## BEGIN Records for the task

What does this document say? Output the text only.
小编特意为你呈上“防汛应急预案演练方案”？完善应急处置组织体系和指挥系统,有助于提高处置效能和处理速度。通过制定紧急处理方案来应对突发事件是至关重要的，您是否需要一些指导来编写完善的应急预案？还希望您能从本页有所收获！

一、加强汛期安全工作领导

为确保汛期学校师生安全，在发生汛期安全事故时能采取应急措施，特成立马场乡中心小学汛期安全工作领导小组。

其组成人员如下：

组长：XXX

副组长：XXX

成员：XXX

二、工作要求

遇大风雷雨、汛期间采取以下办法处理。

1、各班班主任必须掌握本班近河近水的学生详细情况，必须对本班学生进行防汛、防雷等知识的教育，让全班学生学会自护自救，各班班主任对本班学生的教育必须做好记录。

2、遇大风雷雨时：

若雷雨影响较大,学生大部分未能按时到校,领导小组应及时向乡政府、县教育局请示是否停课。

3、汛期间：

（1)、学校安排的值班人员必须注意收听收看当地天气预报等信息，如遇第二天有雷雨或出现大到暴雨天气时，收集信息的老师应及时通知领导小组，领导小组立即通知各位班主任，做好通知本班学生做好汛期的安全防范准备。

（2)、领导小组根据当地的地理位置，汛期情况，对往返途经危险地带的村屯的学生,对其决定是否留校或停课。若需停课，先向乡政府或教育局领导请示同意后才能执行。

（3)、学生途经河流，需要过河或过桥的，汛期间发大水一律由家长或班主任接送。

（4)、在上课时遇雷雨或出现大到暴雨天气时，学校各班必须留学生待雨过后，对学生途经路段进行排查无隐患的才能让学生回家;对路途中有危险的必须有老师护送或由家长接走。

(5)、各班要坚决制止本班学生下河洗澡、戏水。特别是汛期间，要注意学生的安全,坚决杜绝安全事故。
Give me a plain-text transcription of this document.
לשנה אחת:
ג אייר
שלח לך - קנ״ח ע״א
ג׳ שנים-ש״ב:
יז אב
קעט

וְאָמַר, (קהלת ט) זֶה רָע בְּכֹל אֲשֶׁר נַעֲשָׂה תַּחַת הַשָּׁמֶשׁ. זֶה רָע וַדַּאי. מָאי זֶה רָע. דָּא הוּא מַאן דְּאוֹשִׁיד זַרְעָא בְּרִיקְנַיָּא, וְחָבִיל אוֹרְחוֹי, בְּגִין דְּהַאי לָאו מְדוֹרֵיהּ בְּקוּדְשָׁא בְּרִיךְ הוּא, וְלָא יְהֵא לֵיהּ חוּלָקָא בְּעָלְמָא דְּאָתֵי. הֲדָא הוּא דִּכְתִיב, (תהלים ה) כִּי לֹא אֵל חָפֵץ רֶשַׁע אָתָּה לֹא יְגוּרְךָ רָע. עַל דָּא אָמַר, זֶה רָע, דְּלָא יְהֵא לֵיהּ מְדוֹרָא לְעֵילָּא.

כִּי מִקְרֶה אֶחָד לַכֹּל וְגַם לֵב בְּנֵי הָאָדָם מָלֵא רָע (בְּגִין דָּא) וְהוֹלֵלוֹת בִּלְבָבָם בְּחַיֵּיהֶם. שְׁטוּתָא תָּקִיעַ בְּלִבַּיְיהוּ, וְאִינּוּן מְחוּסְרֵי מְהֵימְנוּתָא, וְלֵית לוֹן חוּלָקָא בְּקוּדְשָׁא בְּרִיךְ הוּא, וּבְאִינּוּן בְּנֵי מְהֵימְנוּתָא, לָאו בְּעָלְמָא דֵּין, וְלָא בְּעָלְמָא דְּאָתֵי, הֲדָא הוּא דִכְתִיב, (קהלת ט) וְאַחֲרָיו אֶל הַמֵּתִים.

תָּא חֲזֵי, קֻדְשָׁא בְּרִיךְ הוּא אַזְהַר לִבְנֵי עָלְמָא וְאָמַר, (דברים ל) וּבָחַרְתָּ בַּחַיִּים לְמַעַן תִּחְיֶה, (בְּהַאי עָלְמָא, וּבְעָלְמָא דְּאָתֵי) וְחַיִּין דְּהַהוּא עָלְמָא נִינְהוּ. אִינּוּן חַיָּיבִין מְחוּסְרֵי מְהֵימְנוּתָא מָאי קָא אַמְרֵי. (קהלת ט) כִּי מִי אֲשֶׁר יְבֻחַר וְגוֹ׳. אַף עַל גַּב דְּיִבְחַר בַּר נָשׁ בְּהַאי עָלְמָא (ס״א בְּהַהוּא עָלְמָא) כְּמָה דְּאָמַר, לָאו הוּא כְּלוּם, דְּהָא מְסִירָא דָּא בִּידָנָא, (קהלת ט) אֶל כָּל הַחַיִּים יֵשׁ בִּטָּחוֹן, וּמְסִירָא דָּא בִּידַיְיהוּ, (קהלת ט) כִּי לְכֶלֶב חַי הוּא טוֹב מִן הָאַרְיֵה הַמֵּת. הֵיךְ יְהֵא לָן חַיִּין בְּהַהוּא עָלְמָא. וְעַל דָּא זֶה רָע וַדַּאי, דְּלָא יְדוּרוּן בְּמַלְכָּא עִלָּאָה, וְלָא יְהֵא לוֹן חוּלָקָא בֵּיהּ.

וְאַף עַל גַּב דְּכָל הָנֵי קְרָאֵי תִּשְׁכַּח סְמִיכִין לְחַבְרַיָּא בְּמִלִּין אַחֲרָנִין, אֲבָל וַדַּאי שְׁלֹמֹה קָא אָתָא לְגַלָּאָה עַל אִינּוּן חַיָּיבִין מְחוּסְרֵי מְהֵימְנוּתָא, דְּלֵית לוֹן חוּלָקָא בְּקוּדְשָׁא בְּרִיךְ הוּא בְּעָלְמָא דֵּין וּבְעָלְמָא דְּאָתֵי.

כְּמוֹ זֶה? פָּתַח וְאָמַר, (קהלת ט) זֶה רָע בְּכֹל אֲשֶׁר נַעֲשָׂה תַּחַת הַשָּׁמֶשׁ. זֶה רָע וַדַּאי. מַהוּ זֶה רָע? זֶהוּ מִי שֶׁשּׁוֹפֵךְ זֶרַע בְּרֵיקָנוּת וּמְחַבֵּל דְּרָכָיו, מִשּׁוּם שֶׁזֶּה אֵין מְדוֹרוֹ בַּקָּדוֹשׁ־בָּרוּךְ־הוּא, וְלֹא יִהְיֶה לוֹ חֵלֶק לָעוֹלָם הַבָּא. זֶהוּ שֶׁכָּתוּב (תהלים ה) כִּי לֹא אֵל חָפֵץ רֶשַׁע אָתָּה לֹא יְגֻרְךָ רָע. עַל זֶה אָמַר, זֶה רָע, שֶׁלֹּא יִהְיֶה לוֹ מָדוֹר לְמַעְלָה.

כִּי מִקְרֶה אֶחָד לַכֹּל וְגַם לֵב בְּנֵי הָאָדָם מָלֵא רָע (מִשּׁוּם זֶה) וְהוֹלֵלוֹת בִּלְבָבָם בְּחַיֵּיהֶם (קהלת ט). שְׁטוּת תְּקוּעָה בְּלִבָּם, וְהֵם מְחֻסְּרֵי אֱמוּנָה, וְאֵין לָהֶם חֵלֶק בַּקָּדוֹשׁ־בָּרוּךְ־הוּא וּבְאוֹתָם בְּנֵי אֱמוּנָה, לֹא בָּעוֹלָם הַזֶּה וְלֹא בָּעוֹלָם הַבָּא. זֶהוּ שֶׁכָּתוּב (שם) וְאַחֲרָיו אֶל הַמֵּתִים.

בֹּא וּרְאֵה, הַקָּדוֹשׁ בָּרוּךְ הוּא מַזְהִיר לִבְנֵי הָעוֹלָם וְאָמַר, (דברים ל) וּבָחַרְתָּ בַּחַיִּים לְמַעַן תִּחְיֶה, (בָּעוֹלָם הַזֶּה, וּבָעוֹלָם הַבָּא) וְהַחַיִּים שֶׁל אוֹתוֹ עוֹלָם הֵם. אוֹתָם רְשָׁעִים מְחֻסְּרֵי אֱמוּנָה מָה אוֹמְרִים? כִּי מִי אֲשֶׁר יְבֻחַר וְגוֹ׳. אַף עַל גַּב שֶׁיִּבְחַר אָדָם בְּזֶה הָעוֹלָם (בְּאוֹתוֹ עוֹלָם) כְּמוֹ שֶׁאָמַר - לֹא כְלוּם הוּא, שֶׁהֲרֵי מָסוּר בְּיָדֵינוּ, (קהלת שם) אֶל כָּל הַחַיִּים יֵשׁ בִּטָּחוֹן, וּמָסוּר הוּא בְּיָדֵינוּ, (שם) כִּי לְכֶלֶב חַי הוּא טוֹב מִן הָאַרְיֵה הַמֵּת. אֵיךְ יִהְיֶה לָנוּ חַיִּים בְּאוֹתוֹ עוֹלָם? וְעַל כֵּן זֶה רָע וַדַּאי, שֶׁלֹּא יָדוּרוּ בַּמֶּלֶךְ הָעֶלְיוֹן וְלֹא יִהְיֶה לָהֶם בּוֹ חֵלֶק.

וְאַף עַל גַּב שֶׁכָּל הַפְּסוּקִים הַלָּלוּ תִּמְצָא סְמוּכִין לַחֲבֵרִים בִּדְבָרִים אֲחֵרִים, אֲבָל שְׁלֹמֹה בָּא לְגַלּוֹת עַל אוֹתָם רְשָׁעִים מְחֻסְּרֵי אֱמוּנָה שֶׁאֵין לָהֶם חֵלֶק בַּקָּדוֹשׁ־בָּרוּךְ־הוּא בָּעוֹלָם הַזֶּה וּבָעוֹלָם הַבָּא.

## END Records for the task

**Task directions:** Show each line in the entries that holds the string "this".

**Reply to the task:**
What does this document say? Output the text only.
Give me a plain-text transcription of this document.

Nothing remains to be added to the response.